- [TASK DETAILS]:
Copy every record exactly, with nothing left out.

SUPPLIED ENTRIES Block Start

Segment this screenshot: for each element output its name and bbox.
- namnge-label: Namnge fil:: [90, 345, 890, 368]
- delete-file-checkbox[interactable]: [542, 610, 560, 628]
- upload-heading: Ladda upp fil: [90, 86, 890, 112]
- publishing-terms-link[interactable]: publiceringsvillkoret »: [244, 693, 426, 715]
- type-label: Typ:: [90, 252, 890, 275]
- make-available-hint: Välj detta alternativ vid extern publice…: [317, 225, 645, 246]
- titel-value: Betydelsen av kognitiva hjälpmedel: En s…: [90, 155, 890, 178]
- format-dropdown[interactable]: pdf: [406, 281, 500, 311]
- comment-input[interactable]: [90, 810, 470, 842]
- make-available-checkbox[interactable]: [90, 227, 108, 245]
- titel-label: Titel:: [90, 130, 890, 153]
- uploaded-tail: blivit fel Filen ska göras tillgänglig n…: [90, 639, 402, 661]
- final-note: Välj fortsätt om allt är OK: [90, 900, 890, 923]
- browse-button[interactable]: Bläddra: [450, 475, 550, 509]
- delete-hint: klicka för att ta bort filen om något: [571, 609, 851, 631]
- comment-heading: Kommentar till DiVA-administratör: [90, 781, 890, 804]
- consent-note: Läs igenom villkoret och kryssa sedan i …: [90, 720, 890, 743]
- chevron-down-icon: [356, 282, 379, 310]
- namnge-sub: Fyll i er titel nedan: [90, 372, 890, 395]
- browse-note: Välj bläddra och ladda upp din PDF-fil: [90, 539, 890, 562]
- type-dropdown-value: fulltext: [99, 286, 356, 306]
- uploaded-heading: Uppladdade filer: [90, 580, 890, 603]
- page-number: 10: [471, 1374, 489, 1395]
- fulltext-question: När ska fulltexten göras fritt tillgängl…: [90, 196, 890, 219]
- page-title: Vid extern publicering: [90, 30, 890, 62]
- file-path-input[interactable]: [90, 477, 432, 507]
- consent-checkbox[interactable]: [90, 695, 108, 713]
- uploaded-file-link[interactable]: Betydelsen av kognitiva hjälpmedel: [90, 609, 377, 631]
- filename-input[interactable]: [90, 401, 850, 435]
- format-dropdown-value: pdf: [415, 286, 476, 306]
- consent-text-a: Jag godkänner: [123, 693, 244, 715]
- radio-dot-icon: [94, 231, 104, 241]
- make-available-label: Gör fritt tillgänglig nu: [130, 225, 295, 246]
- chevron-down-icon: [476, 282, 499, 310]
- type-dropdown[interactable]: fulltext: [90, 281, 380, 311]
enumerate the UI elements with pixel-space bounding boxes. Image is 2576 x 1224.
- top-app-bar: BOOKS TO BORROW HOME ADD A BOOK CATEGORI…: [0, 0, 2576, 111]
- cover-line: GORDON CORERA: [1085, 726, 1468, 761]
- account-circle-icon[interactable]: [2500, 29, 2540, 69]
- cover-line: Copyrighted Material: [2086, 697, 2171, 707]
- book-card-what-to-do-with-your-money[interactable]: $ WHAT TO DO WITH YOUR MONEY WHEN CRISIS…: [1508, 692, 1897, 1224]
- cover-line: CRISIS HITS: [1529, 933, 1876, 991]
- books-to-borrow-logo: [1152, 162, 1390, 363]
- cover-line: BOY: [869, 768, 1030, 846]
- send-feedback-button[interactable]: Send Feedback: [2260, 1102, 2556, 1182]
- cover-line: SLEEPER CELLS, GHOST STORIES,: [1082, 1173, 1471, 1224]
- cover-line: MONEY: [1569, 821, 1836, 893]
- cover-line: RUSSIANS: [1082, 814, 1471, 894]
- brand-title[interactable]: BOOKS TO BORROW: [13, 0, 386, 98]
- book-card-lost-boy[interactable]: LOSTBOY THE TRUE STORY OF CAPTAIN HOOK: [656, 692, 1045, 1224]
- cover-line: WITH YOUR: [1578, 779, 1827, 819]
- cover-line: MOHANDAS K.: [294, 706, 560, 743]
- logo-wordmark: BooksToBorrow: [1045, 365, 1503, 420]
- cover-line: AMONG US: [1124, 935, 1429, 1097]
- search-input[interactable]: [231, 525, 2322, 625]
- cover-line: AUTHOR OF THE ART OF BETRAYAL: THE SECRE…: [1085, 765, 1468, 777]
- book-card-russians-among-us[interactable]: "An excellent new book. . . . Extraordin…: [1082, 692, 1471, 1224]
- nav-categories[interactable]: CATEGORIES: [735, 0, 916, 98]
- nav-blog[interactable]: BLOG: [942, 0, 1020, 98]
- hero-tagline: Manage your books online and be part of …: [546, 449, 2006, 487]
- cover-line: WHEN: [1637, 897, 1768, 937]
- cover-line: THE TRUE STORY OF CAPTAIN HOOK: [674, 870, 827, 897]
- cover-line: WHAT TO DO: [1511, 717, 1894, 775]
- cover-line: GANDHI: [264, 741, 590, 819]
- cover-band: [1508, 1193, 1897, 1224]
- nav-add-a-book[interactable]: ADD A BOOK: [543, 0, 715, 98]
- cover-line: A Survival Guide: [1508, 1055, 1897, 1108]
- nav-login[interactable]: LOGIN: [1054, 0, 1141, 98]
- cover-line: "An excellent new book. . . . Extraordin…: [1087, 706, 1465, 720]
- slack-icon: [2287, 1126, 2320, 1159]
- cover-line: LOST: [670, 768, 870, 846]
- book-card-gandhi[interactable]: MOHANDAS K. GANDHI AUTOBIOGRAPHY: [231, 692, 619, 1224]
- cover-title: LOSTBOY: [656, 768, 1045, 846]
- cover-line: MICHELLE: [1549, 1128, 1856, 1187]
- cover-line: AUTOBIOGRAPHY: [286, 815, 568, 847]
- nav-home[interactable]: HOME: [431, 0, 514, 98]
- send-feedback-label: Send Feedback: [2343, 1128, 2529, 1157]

SUPPLIED ENTRIES Block End

- [RESULT]:
Segment this screenshot: for each element output its name and bbox.
- namnge-label: Namnge fil:: [90, 345, 890, 368]
- delete-file-checkbox[interactable]: [542, 610, 560, 628]
- upload-heading: Ladda upp fil: [90, 86, 890, 112]
- publishing-terms-link[interactable]: publiceringsvillkoret »: [244, 693, 426, 715]
- type-label: Typ:: [90, 252, 890, 275]
- make-available-hint: Välj detta alternativ vid extern publice…: [317, 225, 645, 246]
- titel-value: Betydelsen av kognitiva hjälpmedel: En s…: [90, 155, 890, 178]
- format-dropdown[interactable]: pdf: [406, 281, 500, 311]
- comment-input[interactable]: [90, 810, 470, 842]
- make-available-checkbox[interactable]: [90, 227, 108, 245]
- titel-label: Titel:: [90, 130, 890, 153]
- uploaded-tail: blivit fel Filen ska göras tillgänglig n…: [90, 639, 402, 661]
- final-note: Välj fortsätt om allt är OK: [90, 900, 890, 923]
- browse-button[interactable]: Bläddra: [450, 475, 550, 509]
- delete-hint: klicka för att ta bort filen om något: [571, 609, 851, 631]
- comment-heading: Kommentar till DiVA-administratör: [90, 781, 890, 804]
- consent-note: Läs igenom villkoret och kryssa sedan i …: [90, 720, 890, 743]
- chevron-down-icon: [356, 282, 379, 310]
- namnge-sub: Fyll i er titel nedan: [90, 372, 890, 395]
- browse-note: Välj bläddra och ladda upp din PDF-fil: [90, 539, 890, 562]
- type-dropdown-value: fulltext: [99, 286, 356, 306]
- uploaded-heading: Uppladdade filer: [90, 580, 890, 603]
- page-number: 10: [471, 1374, 489, 1395]
- fulltext-question: När ska fulltexten göras fritt tillgängl…: [90, 196, 890, 219]
- page-title: Vid extern publicering: [90, 30, 890, 62]
- file-path-input[interactable]: [90, 477, 432, 507]
- consent-checkbox[interactable]: [90, 695, 108, 713]
- uploaded-file-link[interactable]: Betydelsen av kognitiva hjälpmedel: [90, 609, 377, 631]
- filename-input[interactable]: [90, 401, 850, 435]
- format-dropdown-value: pdf: [415, 286, 476, 306]
- consent-text-a: Jag godkänner: [123, 693, 244, 715]
- radio-dot-icon: [94, 231, 104, 241]
- make-available-label: Gör fritt tillgänglig nu: [130, 225, 295, 246]
- chevron-down-icon: [476, 282, 499, 310]
- type-dropdown[interactable]: fulltext: [90, 281, 380, 311]
enumerate the UI elements with pixel-space bounding boxes. Image is 2576 x 1224.
- top-app-bar: BOOKS TO BORROW HOME ADD A BOOK CATEGORI…: [0, 0, 2576, 111]
- cover-line: GORDON CORERA: [1085, 726, 1468, 761]
- account-circle-icon[interactable]: [2500, 29, 2540, 69]
- cover-line: Copyrighted Material: [2086, 697, 2171, 707]
- book-card-what-to-do-with-your-money[interactable]: $ WHAT TO DO WITH YOUR MONEY WHEN CRISIS…: [1508, 692, 1897, 1224]
- cover-line: CRISIS HITS: [1529, 933, 1876, 991]
- books-to-borrow-logo: [1152, 162, 1390, 363]
- cover-line: BOY: [869, 768, 1030, 846]
- send-feedback-button[interactable]: Send Feedback: [2260, 1102, 2556, 1182]
- cover-line: SLEEPER CELLS, GHOST STORIES,: [1082, 1173, 1471, 1224]
- cover-line: MONEY: [1569, 821, 1836, 893]
- cover-line: RUSSIANS: [1082, 814, 1471, 894]
- brand-title[interactable]: BOOKS TO BORROW: [13, 0, 386, 98]
- book-card-lost-boy[interactable]: LOSTBOY THE TRUE STORY OF CAPTAIN HOOK: [656, 692, 1045, 1224]
- cover-line: WITH YOUR: [1578, 779, 1827, 819]
- cover-line: MOHANDAS K.: [294, 706, 560, 743]
- logo-wordmark: BooksToBorrow: [1045, 365, 1503, 420]
- cover-line: AMONG US: [1124, 935, 1429, 1097]
- search-input[interactable]: [231, 525, 2322, 625]
- cover-line: AUTHOR OF THE ART OF BETRAYAL: THE SECRE…: [1085, 765, 1468, 777]
- book-card-russians-among-us[interactable]: "An excellent new book. . . . Extraordin…: [1082, 692, 1471, 1224]
- nav-categories[interactable]: CATEGORIES: [735, 0, 916, 98]
- nav-blog[interactable]: BLOG: [942, 0, 1020, 98]
- hero-tagline: Manage your books online and be part of …: [546, 449, 2006, 487]
- cover-line: WHEN: [1637, 897, 1768, 937]
- cover-line: THE TRUE STORY OF CAPTAIN HOOK: [674, 870, 827, 897]
- cover-line: WHAT TO DO: [1511, 717, 1894, 775]
- cover-line: GANDHI: [264, 741, 590, 819]
- cover-band: [1508, 1193, 1897, 1224]
- nav-add-a-book[interactable]: ADD A BOOK: [543, 0, 715, 98]
- cover-line: A Survival Guide: [1508, 1055, 1897, 1108]
- nav-login[interactable]: LOGIN: [1054, 0, 1141, 98]
- cover-line: "An excellent new book. . . . Extraordin…: [1087, 706, 1465, 720]
- slack-icon: [2287, 1126, 2320, 1159]
- cover-line: LOST: [670, 768, 870, 846]
- book-card-gandhi[interactable]: MOHANDAS K. GANDHI AUTOBIOGRAPHY: [231, 692, 619, 1224]
- cover-title: LOSTBOY: [656, 768, 1045, 846]
- cover-line: MICHELLE: [1549, 1128, 1856, 1187]
- cover-line: AUTOBIOGRAPHY: [286, 815, 568, 847]
- nav-home[interactable]: HOME: [431, 0, 514, 98]
- send-feedback-label: Send Feedback: [2343, 1128, 2529, 1157]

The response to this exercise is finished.